**Problem to solve**. Filter this material down to the lines that hold "content", copying each one.

Records from a collection:

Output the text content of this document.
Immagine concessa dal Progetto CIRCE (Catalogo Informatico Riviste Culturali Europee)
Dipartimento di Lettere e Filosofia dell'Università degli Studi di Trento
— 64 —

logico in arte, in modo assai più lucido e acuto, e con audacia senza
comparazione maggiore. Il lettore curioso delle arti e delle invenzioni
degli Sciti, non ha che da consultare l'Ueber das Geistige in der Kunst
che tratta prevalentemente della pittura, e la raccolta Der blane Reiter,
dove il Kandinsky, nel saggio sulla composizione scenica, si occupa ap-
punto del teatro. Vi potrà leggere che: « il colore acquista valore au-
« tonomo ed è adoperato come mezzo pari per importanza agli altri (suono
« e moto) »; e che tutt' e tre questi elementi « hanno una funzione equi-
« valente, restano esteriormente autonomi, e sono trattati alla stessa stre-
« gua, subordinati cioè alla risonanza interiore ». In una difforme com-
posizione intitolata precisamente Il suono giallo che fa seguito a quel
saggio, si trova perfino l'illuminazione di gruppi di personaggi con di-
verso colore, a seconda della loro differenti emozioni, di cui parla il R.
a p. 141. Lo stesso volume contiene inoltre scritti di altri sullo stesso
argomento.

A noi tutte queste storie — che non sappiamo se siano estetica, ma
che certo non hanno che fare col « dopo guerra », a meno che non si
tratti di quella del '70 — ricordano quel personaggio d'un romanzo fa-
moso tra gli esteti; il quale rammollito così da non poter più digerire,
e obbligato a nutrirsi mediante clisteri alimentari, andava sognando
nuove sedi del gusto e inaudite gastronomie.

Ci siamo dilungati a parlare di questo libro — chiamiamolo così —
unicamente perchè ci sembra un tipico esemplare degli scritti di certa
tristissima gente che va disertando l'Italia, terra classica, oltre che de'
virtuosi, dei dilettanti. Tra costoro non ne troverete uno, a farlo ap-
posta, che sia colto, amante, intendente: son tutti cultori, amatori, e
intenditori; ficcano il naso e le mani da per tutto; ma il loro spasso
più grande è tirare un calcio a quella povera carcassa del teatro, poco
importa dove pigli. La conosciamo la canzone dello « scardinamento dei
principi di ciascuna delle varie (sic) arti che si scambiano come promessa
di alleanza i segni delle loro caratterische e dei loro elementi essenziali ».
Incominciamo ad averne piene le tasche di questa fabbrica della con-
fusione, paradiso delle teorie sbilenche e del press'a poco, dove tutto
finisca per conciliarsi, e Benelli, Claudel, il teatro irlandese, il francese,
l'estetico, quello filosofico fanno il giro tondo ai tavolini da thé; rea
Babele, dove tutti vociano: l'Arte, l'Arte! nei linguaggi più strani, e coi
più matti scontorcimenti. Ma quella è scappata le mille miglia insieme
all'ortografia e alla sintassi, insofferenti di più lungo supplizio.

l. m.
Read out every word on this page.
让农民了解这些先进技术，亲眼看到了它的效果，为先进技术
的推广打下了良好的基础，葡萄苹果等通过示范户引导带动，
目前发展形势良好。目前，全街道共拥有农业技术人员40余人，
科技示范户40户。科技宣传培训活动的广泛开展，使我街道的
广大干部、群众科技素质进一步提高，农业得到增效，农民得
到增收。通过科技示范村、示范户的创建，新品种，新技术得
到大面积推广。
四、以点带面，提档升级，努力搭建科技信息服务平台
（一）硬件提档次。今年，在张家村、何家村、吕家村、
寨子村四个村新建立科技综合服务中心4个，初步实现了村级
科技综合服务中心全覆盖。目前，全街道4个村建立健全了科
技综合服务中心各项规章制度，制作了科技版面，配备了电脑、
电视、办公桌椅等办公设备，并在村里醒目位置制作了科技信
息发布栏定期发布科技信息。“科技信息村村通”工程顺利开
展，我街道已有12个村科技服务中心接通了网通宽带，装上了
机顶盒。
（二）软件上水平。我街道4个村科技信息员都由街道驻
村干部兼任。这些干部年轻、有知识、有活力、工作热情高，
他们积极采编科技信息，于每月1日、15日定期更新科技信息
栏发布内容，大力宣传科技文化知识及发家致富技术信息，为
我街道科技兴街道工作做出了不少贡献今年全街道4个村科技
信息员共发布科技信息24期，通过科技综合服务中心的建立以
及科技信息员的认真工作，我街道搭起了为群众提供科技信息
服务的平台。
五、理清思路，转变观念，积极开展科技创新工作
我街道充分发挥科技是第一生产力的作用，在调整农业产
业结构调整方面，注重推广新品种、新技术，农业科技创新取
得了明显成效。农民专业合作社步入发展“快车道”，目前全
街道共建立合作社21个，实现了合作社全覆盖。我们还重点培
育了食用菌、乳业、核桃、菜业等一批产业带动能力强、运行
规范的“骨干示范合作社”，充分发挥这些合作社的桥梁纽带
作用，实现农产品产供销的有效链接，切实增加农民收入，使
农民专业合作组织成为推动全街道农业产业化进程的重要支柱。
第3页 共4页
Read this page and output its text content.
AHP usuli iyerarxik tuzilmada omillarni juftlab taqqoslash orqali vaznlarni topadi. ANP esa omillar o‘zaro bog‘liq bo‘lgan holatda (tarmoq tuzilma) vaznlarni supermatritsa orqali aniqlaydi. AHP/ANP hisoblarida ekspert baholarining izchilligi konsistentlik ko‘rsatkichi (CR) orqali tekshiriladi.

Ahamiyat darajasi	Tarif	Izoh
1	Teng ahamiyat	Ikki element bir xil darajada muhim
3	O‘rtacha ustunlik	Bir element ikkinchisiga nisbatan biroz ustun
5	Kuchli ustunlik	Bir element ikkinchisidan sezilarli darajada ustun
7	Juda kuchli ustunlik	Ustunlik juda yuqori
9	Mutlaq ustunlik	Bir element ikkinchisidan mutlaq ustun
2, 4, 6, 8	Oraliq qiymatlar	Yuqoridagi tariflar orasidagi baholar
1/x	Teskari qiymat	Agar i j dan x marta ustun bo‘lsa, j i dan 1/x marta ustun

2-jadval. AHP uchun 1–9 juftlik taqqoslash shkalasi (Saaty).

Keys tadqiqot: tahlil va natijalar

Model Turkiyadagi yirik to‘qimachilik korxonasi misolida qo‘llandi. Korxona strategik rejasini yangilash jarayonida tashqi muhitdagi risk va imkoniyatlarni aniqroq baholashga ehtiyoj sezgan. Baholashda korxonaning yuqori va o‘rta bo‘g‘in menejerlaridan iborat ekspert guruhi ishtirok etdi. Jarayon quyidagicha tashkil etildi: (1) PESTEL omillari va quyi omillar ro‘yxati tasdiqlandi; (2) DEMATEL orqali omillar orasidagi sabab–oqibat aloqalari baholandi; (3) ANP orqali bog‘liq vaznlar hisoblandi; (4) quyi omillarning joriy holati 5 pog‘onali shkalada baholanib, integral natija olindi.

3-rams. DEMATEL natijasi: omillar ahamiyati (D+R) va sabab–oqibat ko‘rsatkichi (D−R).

**Answer for the task**.
Output the text content of this document.
Read this page and output its text content.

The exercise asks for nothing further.